◆ PROBLEM REQUIREMENTS
Work out the number of lines containing "ylabel". Answer with nothing but that number.

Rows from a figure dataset
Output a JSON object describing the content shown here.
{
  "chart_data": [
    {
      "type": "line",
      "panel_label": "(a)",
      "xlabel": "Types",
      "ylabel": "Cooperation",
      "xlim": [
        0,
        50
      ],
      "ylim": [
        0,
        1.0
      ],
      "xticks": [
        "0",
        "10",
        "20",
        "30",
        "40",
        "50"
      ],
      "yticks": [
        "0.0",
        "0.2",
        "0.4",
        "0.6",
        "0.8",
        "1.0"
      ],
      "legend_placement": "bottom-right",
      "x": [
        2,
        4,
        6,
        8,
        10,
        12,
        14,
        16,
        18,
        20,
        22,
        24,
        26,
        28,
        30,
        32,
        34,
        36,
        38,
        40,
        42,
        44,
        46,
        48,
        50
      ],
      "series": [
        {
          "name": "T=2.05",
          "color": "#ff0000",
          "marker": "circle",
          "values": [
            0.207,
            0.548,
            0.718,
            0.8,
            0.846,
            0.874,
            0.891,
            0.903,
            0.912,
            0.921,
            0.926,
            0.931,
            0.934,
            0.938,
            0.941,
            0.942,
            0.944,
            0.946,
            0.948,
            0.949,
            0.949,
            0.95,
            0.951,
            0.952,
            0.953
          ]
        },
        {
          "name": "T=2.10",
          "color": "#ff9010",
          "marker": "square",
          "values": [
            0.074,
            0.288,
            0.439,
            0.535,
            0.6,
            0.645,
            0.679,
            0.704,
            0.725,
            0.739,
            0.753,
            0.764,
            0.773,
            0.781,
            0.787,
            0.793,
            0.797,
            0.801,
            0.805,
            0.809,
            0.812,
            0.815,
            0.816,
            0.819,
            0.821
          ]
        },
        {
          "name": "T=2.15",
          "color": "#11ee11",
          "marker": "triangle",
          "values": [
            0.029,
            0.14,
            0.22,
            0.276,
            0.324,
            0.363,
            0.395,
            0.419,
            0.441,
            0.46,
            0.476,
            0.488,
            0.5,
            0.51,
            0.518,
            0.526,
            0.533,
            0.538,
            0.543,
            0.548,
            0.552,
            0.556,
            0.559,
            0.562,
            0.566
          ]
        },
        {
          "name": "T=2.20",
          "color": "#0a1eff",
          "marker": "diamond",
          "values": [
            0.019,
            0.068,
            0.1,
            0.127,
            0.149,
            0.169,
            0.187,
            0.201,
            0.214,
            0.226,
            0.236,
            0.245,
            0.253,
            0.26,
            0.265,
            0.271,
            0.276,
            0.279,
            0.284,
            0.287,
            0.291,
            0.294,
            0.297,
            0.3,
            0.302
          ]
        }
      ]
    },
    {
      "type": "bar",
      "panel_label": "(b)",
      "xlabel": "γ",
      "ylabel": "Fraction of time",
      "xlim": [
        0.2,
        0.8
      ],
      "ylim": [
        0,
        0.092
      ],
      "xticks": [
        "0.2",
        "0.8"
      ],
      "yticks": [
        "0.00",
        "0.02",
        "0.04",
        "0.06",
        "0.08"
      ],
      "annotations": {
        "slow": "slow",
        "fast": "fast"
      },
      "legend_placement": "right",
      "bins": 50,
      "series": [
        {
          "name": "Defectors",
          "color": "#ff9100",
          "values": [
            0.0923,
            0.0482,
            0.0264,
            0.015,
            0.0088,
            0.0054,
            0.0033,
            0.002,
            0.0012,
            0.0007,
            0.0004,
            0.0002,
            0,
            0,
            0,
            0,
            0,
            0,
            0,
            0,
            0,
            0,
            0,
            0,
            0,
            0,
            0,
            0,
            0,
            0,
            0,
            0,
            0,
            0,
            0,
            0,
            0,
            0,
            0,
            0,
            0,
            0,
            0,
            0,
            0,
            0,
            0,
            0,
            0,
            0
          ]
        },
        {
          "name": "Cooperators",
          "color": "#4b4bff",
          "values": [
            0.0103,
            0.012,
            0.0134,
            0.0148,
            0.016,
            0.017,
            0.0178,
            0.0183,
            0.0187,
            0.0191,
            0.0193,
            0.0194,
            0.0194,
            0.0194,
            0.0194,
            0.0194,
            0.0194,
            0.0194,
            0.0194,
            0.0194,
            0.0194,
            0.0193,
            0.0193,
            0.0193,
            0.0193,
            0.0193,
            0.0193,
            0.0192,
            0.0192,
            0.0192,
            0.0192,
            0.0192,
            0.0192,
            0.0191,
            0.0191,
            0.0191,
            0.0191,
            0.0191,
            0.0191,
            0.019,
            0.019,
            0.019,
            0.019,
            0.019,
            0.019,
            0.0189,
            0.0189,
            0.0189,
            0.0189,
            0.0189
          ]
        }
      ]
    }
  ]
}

◆ REPLY TO THE EXERCISE
2